--- START Data for this task ---

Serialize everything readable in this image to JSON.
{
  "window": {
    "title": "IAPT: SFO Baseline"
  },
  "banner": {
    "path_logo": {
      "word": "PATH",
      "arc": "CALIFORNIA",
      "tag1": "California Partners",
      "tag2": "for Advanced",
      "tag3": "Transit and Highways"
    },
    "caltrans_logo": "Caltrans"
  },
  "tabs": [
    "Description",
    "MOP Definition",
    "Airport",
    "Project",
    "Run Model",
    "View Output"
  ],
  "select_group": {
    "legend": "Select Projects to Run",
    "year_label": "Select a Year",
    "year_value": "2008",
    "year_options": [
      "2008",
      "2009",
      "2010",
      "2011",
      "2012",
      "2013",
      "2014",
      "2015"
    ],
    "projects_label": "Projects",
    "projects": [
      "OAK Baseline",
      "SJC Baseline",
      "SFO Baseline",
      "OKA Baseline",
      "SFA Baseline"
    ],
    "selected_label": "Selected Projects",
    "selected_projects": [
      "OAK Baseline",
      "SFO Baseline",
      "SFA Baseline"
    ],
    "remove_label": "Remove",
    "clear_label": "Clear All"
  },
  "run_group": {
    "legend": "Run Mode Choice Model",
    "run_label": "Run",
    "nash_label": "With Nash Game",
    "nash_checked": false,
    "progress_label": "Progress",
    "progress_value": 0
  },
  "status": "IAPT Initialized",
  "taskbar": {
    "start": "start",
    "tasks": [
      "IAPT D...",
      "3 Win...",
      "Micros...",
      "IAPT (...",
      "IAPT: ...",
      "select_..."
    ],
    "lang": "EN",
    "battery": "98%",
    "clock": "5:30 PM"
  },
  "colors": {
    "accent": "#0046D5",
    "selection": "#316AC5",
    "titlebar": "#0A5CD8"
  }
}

--- END Data for this task ---

| Your objective |
Copy out every line in the listing where the word "legend" appears.

| Exercise answer |
    "legend": "Select Projects to Run",
    "legend": "Run Mode Choice Model",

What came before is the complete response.